Where a line holds the word "track", copy that line.

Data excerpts
---+---

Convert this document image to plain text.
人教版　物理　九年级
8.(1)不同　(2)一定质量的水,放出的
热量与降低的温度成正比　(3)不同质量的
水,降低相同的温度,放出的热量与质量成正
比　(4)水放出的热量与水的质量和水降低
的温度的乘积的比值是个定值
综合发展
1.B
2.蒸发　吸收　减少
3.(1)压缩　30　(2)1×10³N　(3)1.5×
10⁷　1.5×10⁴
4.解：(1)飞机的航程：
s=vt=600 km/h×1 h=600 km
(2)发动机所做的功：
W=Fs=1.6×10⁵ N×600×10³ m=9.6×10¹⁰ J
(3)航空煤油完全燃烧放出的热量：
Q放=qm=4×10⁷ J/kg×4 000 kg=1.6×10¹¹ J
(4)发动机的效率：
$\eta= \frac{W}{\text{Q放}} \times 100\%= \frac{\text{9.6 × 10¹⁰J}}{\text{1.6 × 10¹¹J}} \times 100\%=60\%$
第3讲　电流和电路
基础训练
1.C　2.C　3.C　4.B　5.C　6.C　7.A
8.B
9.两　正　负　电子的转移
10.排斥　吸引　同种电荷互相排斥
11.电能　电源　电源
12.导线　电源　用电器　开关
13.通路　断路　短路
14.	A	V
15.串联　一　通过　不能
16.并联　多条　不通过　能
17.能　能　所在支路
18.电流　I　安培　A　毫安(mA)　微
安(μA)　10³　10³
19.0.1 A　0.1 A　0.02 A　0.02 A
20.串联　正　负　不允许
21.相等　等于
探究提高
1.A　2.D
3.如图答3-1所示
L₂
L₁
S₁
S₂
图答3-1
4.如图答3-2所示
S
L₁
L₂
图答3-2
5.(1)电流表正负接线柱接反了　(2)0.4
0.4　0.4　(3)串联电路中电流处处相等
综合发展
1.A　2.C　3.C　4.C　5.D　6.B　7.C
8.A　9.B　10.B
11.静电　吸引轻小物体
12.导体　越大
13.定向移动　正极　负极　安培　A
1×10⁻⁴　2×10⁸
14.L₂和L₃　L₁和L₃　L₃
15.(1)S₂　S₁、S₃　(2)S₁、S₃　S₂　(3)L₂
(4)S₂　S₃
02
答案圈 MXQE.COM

---+---

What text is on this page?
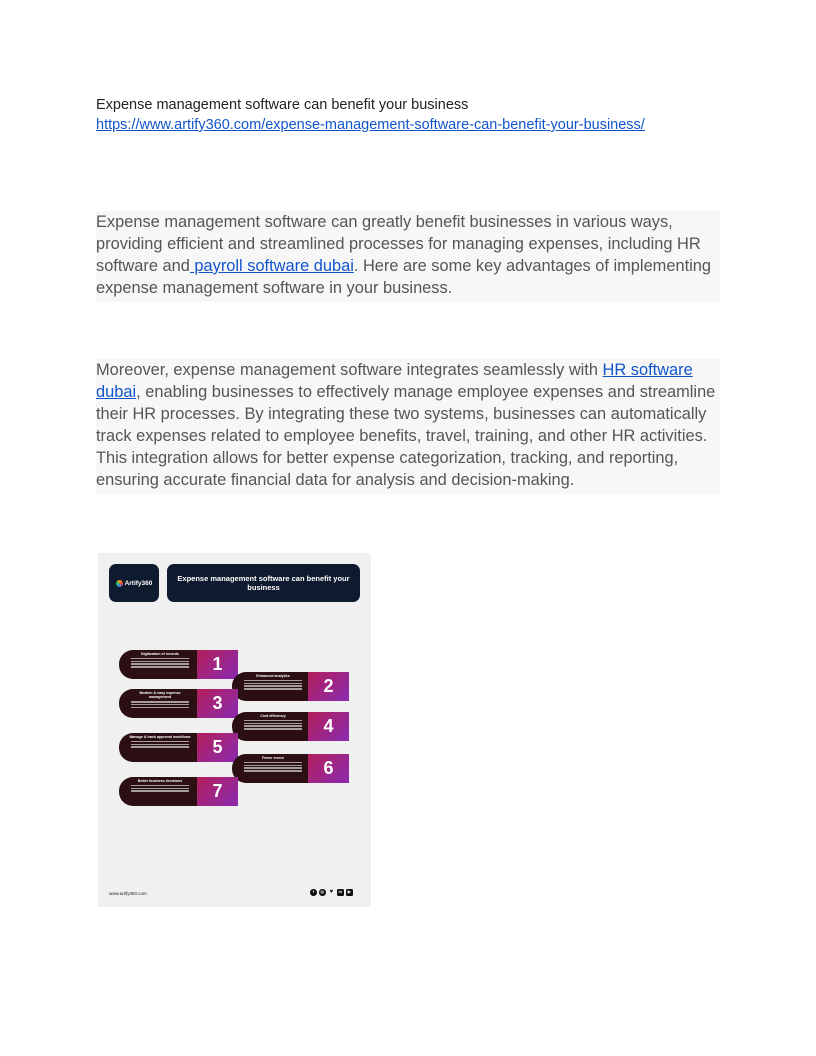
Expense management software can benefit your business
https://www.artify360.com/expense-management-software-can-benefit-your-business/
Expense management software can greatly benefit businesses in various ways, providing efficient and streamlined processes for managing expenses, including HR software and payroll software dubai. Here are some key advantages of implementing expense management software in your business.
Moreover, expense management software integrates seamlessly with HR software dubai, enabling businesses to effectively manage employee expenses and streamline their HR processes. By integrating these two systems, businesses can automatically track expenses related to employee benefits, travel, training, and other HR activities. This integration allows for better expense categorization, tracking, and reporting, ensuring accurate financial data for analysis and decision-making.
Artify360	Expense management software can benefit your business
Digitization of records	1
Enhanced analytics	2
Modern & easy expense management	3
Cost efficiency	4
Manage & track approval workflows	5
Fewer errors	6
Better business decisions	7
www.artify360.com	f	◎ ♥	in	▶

---+---

● **Full solution**
Moreover, expense management software integrates seamlessly with HR software dubai, enabling businesses to effectively manage employee expenses and streamline their HR processes. By integrating these two systems, businesses can automatically track expenses related to employee benefits, travel, training, and other HR activities. This integration allows for better expense categorization, tracking, and reporting, ensuring accurate financial data for analysis and decision-making.
Manage & track approval workflows	5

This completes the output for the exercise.